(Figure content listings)
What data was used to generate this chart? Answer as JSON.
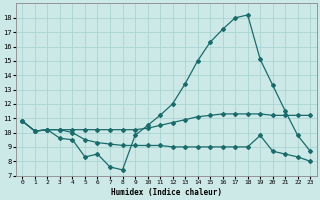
{
  "xlabel": "Humidex (Indice chaleur)",
  "ylabel": "",
  "bg_color": "#cce9e7",
  "grid_color": "#aad4d2",
  "line_color": "#1a6b6b",
  "xlim": [
    -0.5,
    23.5
  ],
  "ylim": [
    7,
    19
  ],
  "xticks": [
    0,
    1,
    2,
    3,
    4,
    5,
    6,
    7,
    8,
    9,
    10,
    11,
    12,
    13,
    14,
    15,
    16,
    17,
    18,
    19,
    20,
    21,
    22,
    23
  ],
  "yticks": [
    7,
    8,
    9,
    10,
    11,
    12,
    13,
    14,
    15,
    16,
    17,
    18
  ],
  "line1_x": [
    0,
    1,
    2,
    3,
    4,
    5,
    6,
    7,
    8,
    9,
    10,
    11,
    12,
    13,
    14,
    15,
    16,
    17,
    18,
    19,
    20,
    21,
    22,
    23
  ],
  "line1_y": [
    10.8,
    10.1,
    10.2,
    10.2,
    10.2,
    10.2,
    10.2,
    10.2,
    10.2,
    10.2,
    10.3,
    10.5,
    10.7,
    10.9,
    11.1,
    11.2,
    11.3,
    11.3,
    11.3,
    11.3,
    11.2,
    11.2,
    11.2,
    11.2
  ],
  "line2_x": [
    0,
    1,
    2,
    3,
    4,
    5,
    6,
    7,
    8,
    9,
    10,
    11,
    12,
    13,
    14,
    15,
    16,
    17,
    18,
    19,
    20,
    21,
    22,
    23
  ],
  "line2_y": [
    10.8,
    10.1,
    10.2,
    9.6,
    9.5,
    8.3,
    8.5,
    7.6,
    7.4,
    9.8,
    10.5,
    11.2,
    12.0,
    13.4,
    15.0,
    16.3,
    17.2,
    18.0,
    18.2,
    15.1,
    13.3,
    11.5,
    9.8,
    8.7
  ],
  "line3_x": [
    0,
    1,
    2,
    3,
    4,
    5,
    6,
    7,
    8,
    9,
    10,
    11,
    12,
    13,
    14,
    15,
    16,
    17,
    18,
    19,
    20,
    21,
    22,
    23
  ],
  "line3_y": [
    10.8,
    10.1,
    10.2,
    10.2,
    10.0,
    9.5,
    9.3,
    9.2,
    9.1,
    9.1,
    9.1,
    9.1,
    9.0,
    9.0,
    9.0,
    9.0,
    9.0,
    9.0,
    9.0,
    9.8,
    8.7,
    8.5,
    8.3,
    8.0
  ]
}
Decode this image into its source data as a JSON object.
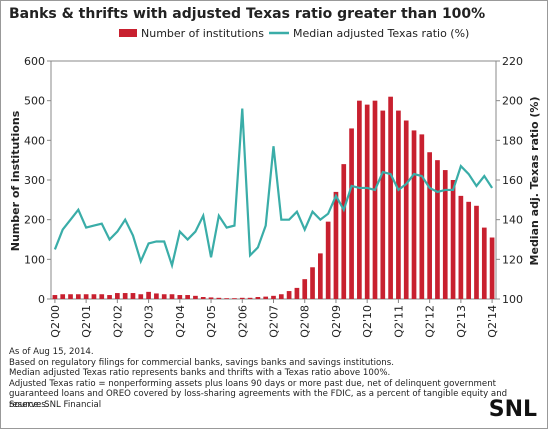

WHAT TO PRODUCE »
Return, from the data, each line that has the word "JSON" in it.

EXERCISE SOLUTION »
What data was used to generate this chart? Answer as JSON.
Decode this image into its source data as a JSON object.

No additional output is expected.